**Given request**
Take every line from the listing below that includes "wallpaper" and copy it.

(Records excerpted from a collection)
#####

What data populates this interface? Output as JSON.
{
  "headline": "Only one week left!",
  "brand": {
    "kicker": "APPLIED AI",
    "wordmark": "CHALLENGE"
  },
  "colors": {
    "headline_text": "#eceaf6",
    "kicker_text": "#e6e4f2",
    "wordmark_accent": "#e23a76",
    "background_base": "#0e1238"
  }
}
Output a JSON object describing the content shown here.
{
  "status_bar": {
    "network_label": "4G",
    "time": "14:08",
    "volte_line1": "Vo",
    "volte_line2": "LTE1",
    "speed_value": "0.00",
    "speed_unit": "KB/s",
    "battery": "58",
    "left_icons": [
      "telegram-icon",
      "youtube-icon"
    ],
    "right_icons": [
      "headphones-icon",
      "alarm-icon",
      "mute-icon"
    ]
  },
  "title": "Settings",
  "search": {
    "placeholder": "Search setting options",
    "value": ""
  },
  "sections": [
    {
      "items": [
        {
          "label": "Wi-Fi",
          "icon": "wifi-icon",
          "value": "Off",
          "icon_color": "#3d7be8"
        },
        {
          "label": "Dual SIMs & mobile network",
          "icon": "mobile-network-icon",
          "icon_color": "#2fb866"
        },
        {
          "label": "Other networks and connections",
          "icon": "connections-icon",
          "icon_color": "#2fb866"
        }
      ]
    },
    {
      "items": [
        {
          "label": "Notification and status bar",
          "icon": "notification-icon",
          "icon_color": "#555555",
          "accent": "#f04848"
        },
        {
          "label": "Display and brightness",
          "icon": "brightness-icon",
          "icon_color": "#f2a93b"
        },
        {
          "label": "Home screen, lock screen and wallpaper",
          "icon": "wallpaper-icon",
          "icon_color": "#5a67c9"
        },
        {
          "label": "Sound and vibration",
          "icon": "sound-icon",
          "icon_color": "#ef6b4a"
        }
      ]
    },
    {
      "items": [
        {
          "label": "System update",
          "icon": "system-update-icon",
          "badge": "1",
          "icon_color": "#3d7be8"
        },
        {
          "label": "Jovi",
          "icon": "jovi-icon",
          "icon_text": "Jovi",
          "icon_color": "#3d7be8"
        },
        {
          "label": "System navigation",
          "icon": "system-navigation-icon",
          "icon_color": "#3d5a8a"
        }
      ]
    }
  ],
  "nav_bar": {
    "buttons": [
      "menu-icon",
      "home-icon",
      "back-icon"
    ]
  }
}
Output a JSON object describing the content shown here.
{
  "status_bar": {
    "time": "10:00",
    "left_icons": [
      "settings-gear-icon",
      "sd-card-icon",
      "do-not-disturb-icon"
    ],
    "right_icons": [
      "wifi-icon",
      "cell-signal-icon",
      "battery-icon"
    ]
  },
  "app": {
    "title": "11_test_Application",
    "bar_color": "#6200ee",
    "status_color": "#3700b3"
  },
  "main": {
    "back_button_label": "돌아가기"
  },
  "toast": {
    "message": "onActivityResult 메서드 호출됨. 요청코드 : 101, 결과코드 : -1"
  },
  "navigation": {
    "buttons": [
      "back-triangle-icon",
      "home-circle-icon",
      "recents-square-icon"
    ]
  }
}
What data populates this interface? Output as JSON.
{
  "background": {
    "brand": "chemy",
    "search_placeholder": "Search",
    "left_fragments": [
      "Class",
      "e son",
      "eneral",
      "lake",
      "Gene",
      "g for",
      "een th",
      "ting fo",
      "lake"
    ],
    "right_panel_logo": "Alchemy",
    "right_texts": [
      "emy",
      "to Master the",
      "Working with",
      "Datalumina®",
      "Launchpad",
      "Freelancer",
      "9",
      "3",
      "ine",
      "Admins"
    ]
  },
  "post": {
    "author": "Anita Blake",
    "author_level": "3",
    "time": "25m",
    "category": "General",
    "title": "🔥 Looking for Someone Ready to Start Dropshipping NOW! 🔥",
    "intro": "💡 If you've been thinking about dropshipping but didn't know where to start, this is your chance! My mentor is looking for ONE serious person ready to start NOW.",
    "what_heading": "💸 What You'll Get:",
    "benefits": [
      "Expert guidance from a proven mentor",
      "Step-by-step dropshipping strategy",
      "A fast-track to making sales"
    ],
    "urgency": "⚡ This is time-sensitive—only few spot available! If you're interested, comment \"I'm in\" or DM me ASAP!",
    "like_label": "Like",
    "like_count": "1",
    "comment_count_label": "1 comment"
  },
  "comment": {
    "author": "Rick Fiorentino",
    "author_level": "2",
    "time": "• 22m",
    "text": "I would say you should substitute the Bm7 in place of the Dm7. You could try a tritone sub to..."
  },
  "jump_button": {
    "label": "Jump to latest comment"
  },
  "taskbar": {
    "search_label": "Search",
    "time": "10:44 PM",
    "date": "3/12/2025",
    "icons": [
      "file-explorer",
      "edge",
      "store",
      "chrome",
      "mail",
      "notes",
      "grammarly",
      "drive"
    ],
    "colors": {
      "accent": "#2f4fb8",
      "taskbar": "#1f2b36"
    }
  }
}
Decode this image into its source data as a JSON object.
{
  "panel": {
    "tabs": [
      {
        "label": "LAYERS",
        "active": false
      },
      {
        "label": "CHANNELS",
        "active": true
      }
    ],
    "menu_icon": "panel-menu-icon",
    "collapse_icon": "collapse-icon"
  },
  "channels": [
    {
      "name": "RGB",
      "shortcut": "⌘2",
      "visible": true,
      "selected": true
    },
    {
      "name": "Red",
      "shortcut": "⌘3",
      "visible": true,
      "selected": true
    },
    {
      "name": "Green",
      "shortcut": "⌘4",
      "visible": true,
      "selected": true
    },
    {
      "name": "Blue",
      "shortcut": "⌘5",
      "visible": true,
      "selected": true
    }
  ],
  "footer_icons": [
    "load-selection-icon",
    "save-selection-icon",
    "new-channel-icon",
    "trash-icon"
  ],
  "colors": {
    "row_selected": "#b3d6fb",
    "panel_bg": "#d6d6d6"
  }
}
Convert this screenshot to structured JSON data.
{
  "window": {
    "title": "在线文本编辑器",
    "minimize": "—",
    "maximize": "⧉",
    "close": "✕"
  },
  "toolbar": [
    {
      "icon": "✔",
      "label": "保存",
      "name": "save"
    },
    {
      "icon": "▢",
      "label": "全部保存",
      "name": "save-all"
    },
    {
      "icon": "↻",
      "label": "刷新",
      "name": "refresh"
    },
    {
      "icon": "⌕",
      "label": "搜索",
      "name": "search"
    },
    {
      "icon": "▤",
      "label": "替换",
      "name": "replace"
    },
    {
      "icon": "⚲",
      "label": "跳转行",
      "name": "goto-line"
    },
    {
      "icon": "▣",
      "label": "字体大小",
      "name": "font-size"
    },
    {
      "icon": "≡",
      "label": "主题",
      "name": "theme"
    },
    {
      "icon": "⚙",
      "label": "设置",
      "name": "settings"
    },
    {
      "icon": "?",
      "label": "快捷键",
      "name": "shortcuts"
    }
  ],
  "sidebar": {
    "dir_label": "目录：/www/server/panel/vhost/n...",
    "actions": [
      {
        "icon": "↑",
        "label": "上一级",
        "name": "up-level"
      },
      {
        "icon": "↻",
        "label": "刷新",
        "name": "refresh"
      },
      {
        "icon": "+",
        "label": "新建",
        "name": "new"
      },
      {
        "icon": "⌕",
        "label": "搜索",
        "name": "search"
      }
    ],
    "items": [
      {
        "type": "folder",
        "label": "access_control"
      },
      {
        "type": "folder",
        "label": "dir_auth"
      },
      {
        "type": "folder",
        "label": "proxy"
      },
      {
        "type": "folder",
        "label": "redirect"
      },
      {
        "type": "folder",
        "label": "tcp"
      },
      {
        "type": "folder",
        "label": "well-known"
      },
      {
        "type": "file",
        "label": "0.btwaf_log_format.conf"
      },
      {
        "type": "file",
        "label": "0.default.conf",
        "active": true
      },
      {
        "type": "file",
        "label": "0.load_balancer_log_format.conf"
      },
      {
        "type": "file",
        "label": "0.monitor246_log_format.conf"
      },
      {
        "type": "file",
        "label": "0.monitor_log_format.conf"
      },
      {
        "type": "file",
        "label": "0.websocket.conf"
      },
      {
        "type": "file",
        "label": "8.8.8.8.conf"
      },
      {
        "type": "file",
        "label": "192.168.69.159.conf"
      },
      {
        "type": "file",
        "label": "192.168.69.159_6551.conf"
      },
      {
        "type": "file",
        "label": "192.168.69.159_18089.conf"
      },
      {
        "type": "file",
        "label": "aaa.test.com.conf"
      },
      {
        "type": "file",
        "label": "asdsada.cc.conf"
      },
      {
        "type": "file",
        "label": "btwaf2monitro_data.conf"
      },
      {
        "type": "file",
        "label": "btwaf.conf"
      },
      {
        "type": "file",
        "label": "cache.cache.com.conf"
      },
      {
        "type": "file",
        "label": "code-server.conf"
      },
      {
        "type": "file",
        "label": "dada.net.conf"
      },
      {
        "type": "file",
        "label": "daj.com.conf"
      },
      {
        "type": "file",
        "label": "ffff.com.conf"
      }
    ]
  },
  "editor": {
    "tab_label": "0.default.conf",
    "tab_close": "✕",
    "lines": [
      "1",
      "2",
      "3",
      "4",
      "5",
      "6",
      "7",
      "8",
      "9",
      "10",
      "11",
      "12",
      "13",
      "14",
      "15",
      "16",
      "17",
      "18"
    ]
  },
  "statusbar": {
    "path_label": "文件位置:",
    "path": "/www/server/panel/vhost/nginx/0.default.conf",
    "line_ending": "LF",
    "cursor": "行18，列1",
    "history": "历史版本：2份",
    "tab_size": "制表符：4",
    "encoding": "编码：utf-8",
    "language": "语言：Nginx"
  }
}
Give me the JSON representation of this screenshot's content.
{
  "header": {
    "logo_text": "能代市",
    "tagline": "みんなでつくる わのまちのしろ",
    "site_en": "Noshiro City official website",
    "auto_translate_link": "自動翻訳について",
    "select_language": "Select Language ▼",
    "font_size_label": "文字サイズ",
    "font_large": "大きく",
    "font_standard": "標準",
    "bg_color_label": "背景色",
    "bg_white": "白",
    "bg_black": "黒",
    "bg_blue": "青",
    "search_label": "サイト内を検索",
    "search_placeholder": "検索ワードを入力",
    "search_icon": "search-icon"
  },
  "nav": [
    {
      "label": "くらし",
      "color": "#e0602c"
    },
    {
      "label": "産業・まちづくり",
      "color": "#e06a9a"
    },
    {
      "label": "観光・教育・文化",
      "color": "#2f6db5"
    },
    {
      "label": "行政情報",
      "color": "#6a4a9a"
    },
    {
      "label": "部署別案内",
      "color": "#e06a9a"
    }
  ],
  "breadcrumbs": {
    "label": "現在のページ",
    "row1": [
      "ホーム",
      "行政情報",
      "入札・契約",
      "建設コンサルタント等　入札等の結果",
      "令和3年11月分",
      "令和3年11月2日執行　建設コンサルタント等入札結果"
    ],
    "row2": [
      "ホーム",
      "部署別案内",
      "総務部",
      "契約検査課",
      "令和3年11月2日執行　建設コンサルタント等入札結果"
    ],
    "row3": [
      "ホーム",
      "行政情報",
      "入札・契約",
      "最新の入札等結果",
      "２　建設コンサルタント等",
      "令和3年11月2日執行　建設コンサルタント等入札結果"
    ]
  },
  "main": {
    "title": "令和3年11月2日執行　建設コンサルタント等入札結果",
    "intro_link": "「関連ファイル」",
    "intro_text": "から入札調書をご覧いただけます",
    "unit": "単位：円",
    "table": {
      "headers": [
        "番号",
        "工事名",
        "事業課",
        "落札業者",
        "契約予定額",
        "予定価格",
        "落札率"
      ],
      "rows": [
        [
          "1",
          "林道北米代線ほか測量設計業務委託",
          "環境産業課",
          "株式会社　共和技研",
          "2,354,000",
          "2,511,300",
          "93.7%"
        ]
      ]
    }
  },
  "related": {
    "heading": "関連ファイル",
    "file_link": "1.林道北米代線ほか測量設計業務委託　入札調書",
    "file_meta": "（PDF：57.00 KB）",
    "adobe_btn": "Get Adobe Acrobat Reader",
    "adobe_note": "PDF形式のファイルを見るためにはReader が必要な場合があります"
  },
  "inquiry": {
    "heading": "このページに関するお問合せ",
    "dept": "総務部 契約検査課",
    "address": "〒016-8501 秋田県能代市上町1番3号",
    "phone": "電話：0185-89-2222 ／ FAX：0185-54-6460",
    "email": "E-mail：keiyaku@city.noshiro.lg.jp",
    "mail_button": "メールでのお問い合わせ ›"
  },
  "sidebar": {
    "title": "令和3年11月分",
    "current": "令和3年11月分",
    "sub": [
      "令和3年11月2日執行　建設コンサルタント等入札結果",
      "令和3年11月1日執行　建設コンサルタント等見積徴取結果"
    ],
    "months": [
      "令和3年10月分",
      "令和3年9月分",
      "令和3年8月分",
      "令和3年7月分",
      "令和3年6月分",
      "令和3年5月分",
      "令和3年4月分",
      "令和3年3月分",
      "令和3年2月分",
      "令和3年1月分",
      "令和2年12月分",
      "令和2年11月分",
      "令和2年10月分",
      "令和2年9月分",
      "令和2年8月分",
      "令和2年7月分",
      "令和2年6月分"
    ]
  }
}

#####

**Solution below**
          "label": "Home screen, lock screen and wallpaper",
          "icon": "wallpaper-icon",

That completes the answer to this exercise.